═══ Records for this exercise
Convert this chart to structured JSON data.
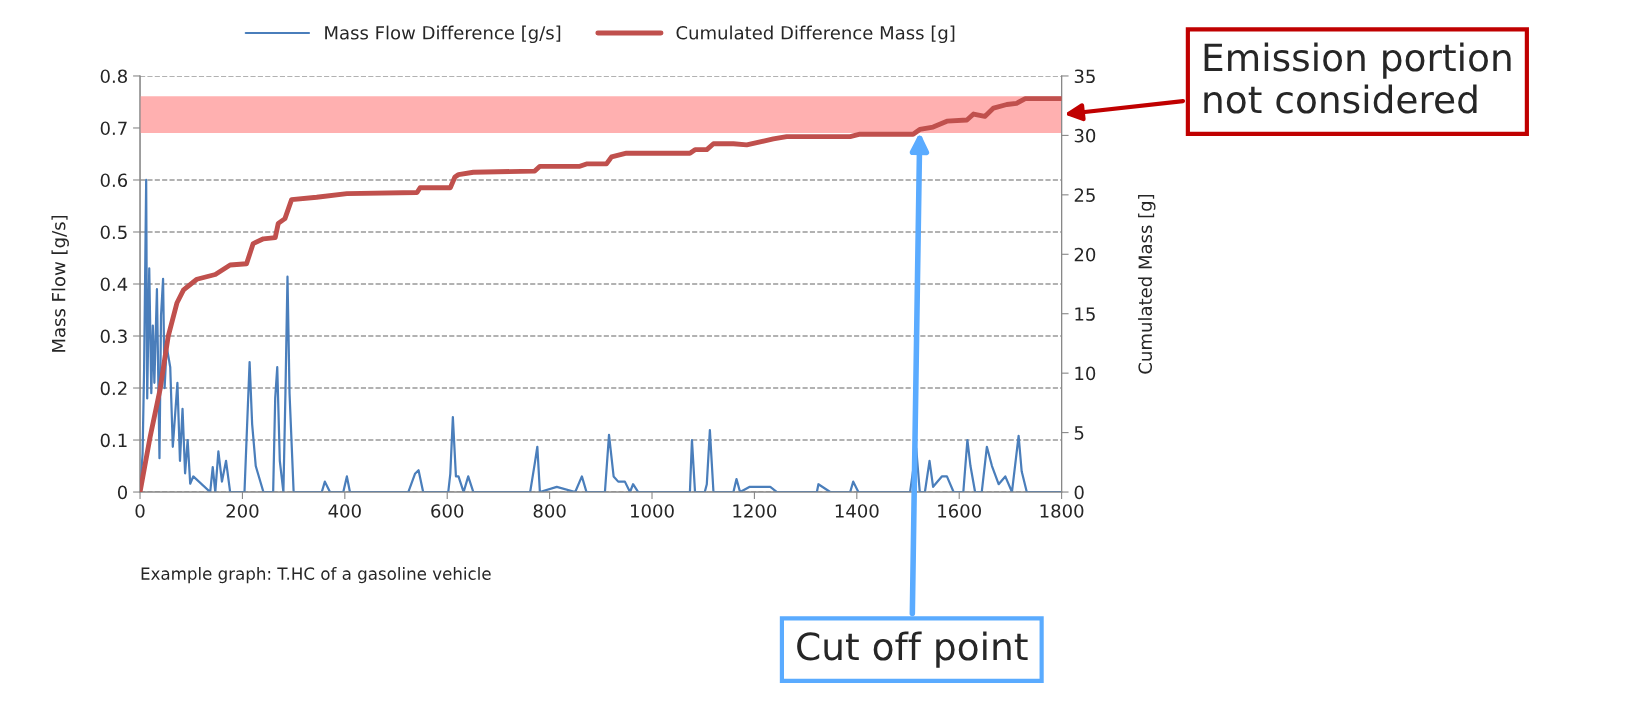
{
  "chart_data": {
    "type": "line",
    "xlim": [
      0,
      1800
    ],
    "xticks": [
      0,
      200,
      400,
      600,
      800,
      1000,
      1200,
      1400,
      1600,
      1800
    ],
    "ylabel": "Mass Flow [g/s]",
    "ylim": [
      0,
      0.8
    ],
    "yticks": [
      0,
      0.1,
      0.2,
      0.3,
      0.4,
      0.5,
      0.6,
      0.7,
      0.8
    ],
    "y2label": "Cumulated Mass [g]",
    "y2lim": [
      0,
      35
    ],
    "y2ticks": [
      0,
      5,
      10,
      15,
      20,
      25,
      30,
      35
    ],
    "grid": "y",
    "legend": "top",
    "line_style": "solid",
    "marker": "none",
    "series": [
      {
        "name": "Mass Flow Difference [g/s]",
        "color": "#4a7ebb",
        "x": [
          0,
          5,
          8,
          12,
          14,
          18,
          22,
          25,
          28,
          33,
          38,
          41,
          45,
          48,
          52,
          59,
          64,
          73,
          78,
          83,
          88,
          93,
          98,
          104,
          137,
          142,
          147,
          153,
          160,
          168,
          176,
          182,
          204,
          208,
          214,
          219,
          226,
          241,
          260,
          264,
          268,
          273,
          280,
          284,
          288,
          292,
          300,
          319,
          355,
          361,
          371,
          397,
          404,
          410,
          524,
          537,
          544,
          553,
          602,
          606,
          611,
          617,
          622,
          632,
          641,
          651,
          762,
          771,
          776,
          781,
          814,
          850,
          863,
          872,
          908,
          916,
          925,
          934,
          947,
          957,
          963,
          973,
          1074,
          1078,
          1084,
          1103,
          1107,
          1113,
          1120,
          1159,
          1165,
          1172,
          1191,
          1231,
          1244,
          1263,
          1322,
          1325,
          1348,
          1387,
          1393,
          1403,
          1504,
          1516,
          1523,
          1533,
          1542,
          1549,
          1566,
          1576,
          1589,
          1608,
          1616,
          1622,
          1631,
          1644,
          1654,
          1664,
          1677,
          1690,
          1703,
          1716,
          1722,
          1732,
          1800
        ],
        "values": [
          0,
          0.074,
          0.24,
          0.6,
          0.18,
          0.43,
          0.19,
          0.32,
          0.21,
          0.39,
          0.065,
          0.34,
          0.41,
          0.2,
          0.28,
          0.24,
          0.087,
          0.21,
          0.06,
          0.16,
          0.036,
          0.1,
          0.016,
          0.03,
          0,
          0.048,
          0,
          0.078,
          0.02,
          0.06,
          0,
          0,
          0,
          0.1,
          0.25,
          0.13,
          0.05,
          0,
          0,
          0.18,
          0.24,
          0.06,
          0,
          0.19,
          0.414,
          0.19,
          0,
          0,
          0,
          0.02,
          0,
          0,
          0.03,
          0,
          0,
          0.035,
          0.042,
          0,
          0,
          0.035,
          0.144,
          0.03,
          0.03,
          0,
          0.03,
          0,
          0,
          0.055,
          0.087,
          0,
          0.01,
          0,
          0.03,
          0,
          0,
          0.11,
          0.03,
          0.02,
          0.02,
          0,
          0.015,
          0,
          0,
          0.1,
          0,
          0,
          0.015,
          0.119,
          0,
          0,
          0.025,
          0,
          0.01,
          0.01,
          0,
          0,
          0,
          0.015,
          0,
          0,
          0.02,
          0,
          0,
          0.084,
          0,
          0,
          0.06,
          0.01,
          0.03,
          0.03,
          0,
          0,
          0.1,
          0.05,
          0,
          0,
          0.087,
          0.05,
          0.015,
          0.03,
          0,
          0.108,
          0.04,
          0,
          0
        ]
      },
      {
        "name": "Cumulated Difference Mass [g]",
        "color": "#c0504d",
        "axis": "y2",
        "x": [
          0,
          20,
          39,
          55,
          72,
          85,
          111,
          147,
          176,
          208,
          221,
          241,
          264,
          270,
          283,
          296,
          345,
          404,
          541,
          547,
          606,
          615,
          622,
          651,
          771,
          781,
          859,
          872,
          911,
          921,
          950,
          1074,
          1084,
          1107,
          1120,
          1159,
          1185,
          1237,
          1263,
          1387,
          1406,
          1510,
          1523,
          1549,
          1576,
          1615,
          1628,
          1650,
          1667,
          1693,
          1712,
          1729,
          1800
        ],
        "values": [
          0,
          4.7,
          8.6,
          13.1,
          15.9,
          17.0,
          17.9,
          18.3,
          19.1,
          19.2,
          20.9,
          21.3,
          21.4,
          22.6,
          23.0,
          24.6,
          24.8,
          25.1,
          25.2,
          25.6,
          25.6,
          26.5,
          26.7,
          26.9,
          27.0,
          27.4,
          27.4,
          27.6,
          27.6,
          28.2,
          28.5,
          28.5,
          28.8,
          28.8,
          29.3,
          29.3,
          29.2,
          29.7,
          29.9,
          29.9,
          30.1,
          30.1,
          30.5,
          30.7,
          31.2,
          31.3,
          31.8,
          31.6,
          32.3,
          32.6,
          32.7,
          33.1,
          33.1
        ]
      }
    ],
    "bands": [
      {
        "axis": "y2",
        "from": 30.2,
        "to": 33.3,
        "color": "#ffb0b0",
        "label": "Emission portion\nnot considered"
      }
    ],
    "annotations": [
      "Example graph: T.HC of a gasoline vehicle",
      "Cut off point"
    ]
  }
}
══════
Using the records above, output their complete text exactly, minus any images.

» Result
Convert this chart to structured JSON data.
{
  "chart_data": {
    "type": "line",
    "xlim": [
      0,
      1800
    ],
    "xticks": [
      0,
      200,
      400,
      600,
      800,
      1000,
      1200,
      1400,
      1600,
      1800
    ],
    "ylabel": "Mass Flow [g/s]",
    "ylim": [
      0,
      0.8
    ],
    "yticks": [
      0,
      0.1,
      0.2,
      0.3,
      0.4,
      0.5,
      0.6,
      0.7,
      0.8
    ],
    "y2label": "Cumulated Mass [g]",
    "y2lim": [
      0,
      35
    ],
    "y2ticks": [
      0,
      5,
      10,
      15,
      20,
      25,
      30,
      35
    ],
    "grid": "y",
    "legend": "top",
    "line_style": "solid",
    "marker": "none",
    "series": [
      {
        "name": "Mass Flow Difference [g/s]",
        "color": "#4a7ebb",
        "x": [
          0,
          5,
          8,
          12,
          14,
          18,
          22,
          25,
          28,
          33,
          38,
          41,
          45,
          48,
          52,
          59,
          64,
          73,
          78,
          83,
          88,
          93,
          98,
          104,
          137,
          142,
          147,
          153,
          160,
          168,
          176,
          182,
          204,
          208,
          214,
          219,
          226,
          241,
          260,
          264,
          268,
          273,
          280,
          284,
          288,
          292,
          300,
          319,
          355,
          361,
          371,
          397,
          404,
          410,
          524,
          537,
          544,
          553,
          602,
          606,
          611,
          617,
          622,
          632,
          641,
          651,
          762,
          771,
          776,
          781,
          814,
          850,
          863,
          872,
          908,
          916,
          925,
          934,
          947,
          957,
          963,
          973,
          1074,
          1078,
          1084,
          1103,
          1107,
          1113,
          1120,
          1159,
          1165,
          1172,
          1191,
          1231,
          1244,
          1263,
          1322,
          1325,
          1348,
          1387,
          1393,
          1403,
          1504,
          1516,
          1523,
          1533,
          1542,
          1549,
          1566,
          1576,
          1589,
          1608,
          1616,
          1622,
          1631,
          1644,
          1654,
          1664,
          1677,
          1690,
          1703,
          1716,
          1722,
          1732,
          1800
        ],
        "values": [
          0,
          0.074,
          0.24,
          0.6,
          0.18,
          0.43,
          0.19,
          0.32,
          0.21,
          0.39,
          0.065,
          0.34,
          0.41,
          0.2,
          0.28,
          0.24,
          0.087,
          0.21,
          0.06,
          0.16,
          0.036,
          0.1,
          0.016,
          0.03,
          0,
          0.048,
          0,
          0.078,
          0.02,
          0.06,
          0,
          0,
          0,
          0.1,
          0.25,
          0.13,
          0.05,
          0,
          0,
          0.18,
          0.24,
          0.06,
          0,
          0.19,
          0.414,
          0.19,
          0,
          0,
          0,
          0.02,
          0,
          0,
          0.03,
          0,
          0,
          0.035,
          0.042,
          0,
          0,
          0.035,
          0.144,
          0.03,
          0.03,
          0,
          0.03,
          0,
          0,
          0.055,
          0.087,
          0,
          0.01,
          0,
          0.03,
          0,
          0,
          0.11,
          0.03,
          0.02,
          0.02,
          0,
          0.015,
          0,
          0,
          0.1,
          0,
          0,
          0.015,
          0.119,
          0,
          0,
          0.025,
          0,
          0.01,
          0.01,
          0,
          0,
          0,
          0.015,
          0,
          0,
          0.02,
          0,
          0,
          0.084,
          0,
          0,
          0.06,
          0.01,
          0.03,
          0.03,
          0,
          0,
          0.1,
          0.05,
          0,
          0,
          0.087,
          0.05,
          0.015,
          0.03,
          0,
          0.108,
          0.04,
          0,
          0
        ]
      },
      {
        "name": "Cumulated Difference Mass [g]",
        "color": "#c0504d",
        "axis": "y2",
        "x": [
          0,
          20,
          39,
          55,
          72,
          85,
          111,
          147,
          176,
          208,
          221,
          241,
          264,
          270,
          283,
          296,
          345,
          404,
          541,
          547,
          606,
          615,
          622,
          651,
          771,
          781,
          859,
          872,
          911,
          921,
          950,
          1074,
          1084,
          1107,
          1120,
          1159,
          1185,
          1237,
          1263,
          1387,
          1406,
          1510,
          1523,
          1549,
          1576,
          1615,
          1628,
          1650,
          1667,
          1693,
          1712,
          1729,
          1800
        ],
        "values": [
          0,
          4.7,
          8.6,
          13.1,
          15.9,
          17.0,
          17.9,
          18.3,
          19.1,
          19.2,
          20.9,
          21.3,
          21.4,
          22.6,
          23.0,
          24.6,
          24.8,
          25.1,
          25.2,
          25.6,
          25.6,
          26.5,
          26.7,
          26.9,
          27.0,
          27.4,
          27.4,
          27.6,
          27.6,
          28.2,
          28.5,
          28.5,
          28.8,
          28.8,
          29.3,
          29.3,
          29.2,
          29.7,
          29.9,
          29.9,
          30.1,
          30.1,
          30.5,
          30.7,
          31.2,
          31.3,
          31.8,
          31.6,
          32.3,
          32.6,
          32.7,
          33.1,
          33.1
        ]
      }
    ],
    "bands": [
      {
        "axis": "y2",
        "from": 30.2,
        "to": 33.3,
        "color": "#ffb0b0",
        "label": "Emission portion\nnot considered"
      }
    ],
    "annotations": [
      "Example graph: T.HC of a gasoline vehicle",
      "Cut off point"
    ]
  }
}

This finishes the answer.